** begin Task data **
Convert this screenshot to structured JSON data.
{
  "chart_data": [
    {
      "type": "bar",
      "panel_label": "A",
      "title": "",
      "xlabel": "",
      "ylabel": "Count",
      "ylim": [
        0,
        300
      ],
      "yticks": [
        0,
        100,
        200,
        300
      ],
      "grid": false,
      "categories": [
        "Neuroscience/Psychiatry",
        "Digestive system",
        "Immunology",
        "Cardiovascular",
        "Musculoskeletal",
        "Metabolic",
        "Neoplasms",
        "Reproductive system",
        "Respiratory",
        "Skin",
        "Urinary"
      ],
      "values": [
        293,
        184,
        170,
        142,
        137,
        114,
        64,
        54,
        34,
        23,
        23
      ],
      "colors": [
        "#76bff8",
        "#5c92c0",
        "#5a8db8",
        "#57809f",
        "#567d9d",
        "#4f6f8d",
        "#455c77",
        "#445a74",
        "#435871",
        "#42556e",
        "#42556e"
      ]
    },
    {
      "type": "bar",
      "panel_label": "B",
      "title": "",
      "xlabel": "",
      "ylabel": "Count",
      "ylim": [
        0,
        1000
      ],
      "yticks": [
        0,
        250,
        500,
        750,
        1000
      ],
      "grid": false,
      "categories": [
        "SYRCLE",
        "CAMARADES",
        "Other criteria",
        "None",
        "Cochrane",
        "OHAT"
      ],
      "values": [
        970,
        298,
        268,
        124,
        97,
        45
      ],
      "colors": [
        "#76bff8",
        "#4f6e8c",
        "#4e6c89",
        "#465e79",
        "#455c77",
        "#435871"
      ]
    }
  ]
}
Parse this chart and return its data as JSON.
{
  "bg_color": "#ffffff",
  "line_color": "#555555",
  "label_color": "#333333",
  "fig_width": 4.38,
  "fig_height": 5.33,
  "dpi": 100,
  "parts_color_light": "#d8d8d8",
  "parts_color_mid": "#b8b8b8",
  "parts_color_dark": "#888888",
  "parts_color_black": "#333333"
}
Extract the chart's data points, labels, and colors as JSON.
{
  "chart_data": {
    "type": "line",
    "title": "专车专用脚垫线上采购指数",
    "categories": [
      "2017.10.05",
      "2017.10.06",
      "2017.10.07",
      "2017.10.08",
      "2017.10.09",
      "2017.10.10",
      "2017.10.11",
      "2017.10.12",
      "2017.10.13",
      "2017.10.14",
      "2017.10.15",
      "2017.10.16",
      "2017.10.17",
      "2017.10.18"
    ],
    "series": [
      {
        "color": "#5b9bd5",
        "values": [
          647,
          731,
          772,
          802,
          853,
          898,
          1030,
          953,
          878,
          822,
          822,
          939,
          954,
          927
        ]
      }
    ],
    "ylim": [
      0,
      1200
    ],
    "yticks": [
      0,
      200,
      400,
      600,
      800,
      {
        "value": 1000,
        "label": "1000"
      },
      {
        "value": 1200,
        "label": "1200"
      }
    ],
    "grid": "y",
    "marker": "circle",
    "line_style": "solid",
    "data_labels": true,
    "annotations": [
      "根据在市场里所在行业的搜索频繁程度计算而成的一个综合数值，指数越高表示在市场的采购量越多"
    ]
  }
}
** end Task data **
Written problem ::
Your task is to retype all of the records exactly.

Exercise response ::
Convert this screenshot to structured JSON data.
{
  "chart_data": [
    {
      "type": "bar",
      "panel_label": "A",
      "title": "",
      "xlabel": "",
      "ylabel": "Count",
      "ylim": [
        0,
        300
      ],
      "yticks": [
        0,
        100,
        200,
        300
      ],
      "grid": false,
      "categories": [
        "Neuroscience/Psychiatry",
        "Digestive system",
        "Immunology",
        "Cardiovascular",
        "Musculoskeletal",
        "Metabolic",
        "Neoplasms",
        "Reproductive system",
        "Respiratory",
        "Skin",
        "Urinary"
      ],
      "values": [
        293,
        184,
        170,
        142,
        137,
        114,
        64,
        54,
        34,
        23,
        23
      ],
      "colors": [
        "#76bff8",
        "#5c92c0",
        "#5a8db8",
        "#57809f",
        "#567d9d",
        "#4f6f8d",
        "#455c77",
        "#445a74",
        "#435871",
        "#42556e",
        "#42556e"
      ]
    },
    {
      "type": "bar",
      "panel_label": "B",
      "title": "",
      "xlabel": "",
      "ylabel": "Count",
      "ylim": [
        0,
        1000
      ],
      "yticks": [
        0,
        250,
        500,
        750,
        1000
      ],
      "grid": false,
      "categories": [
        "SYRCLE",
        "CAMARADES",
        "Other criteria",
        "None",
        "Cochrane",
        "OHAT"
      ],
      "values": [
        970,
        298,
        268,
        124,
        97,
        45
      ],
      "colors": [
        "#76bff8",
        "#4f6e8c",
        "#4e6c89",
        "#465e79",
        "#455c77",
        "#435871"
      ]
    }
  ]
}
Parse this chart and return its data as JSON.
{
  "bg_color": "#ffffff",
  "line_color": "#555555",
  "label_color": "#333333",
  "fig_width": 4.38,
  "fig_height": 5.33,
  "dpi": 100,
  "parts_color_light": "#d8d8d8",
  "parts_color_mid": "#b8b8b8",
  "parts_color_dark": "#888888",
  "parts_color_black": "#333333"
}
Extract the chart's data points, labels, and colors as JSON.
{
  "chart_data": {
    "type": "line",
    "title": "专车专用脚垫线上采购指数",
    "categories": [
      "2017.10.05",
      "2017.10.06",
      "2017.10.07",
      "2017.10.08",
      "2017.10.09",
      "2017.10.10",
      "2017.10.11",
      "2017.10.12",
      "2017.10.13",
      "2017.10.14",
      "2017.10.15",
      "2017.10.16",
      "2017.10.17",
      "2017.10.18"
    ],
    "series": [
      {
        "color": "#5b9bd5",
        "values": [
          647,
          731,
          772,
          802,
          853,
          898,
          1030,
          953,
          878,
          822,
          822,
          939,
          954,
          927
        ]
      }
    ],
    "ylim": [
      0,
      1200
    ],
    "yticks": [
      0,
      200,
      400,
      600,
      800,
      {
        "value": 1000,
        "label": "1000"
      },
      {
        "value": 1200,
        "label": "1200"
      }
    ],
    "grid": "y",
    "marker": "circle",
    "line_style": "solid",
    "data_labels": true,
    "annotations": [
      "根据在市场里所在行业的搜索频繁程度计算而成的一个综合数值，指数越高表示在市场的采购量越多"
    ]
  }
}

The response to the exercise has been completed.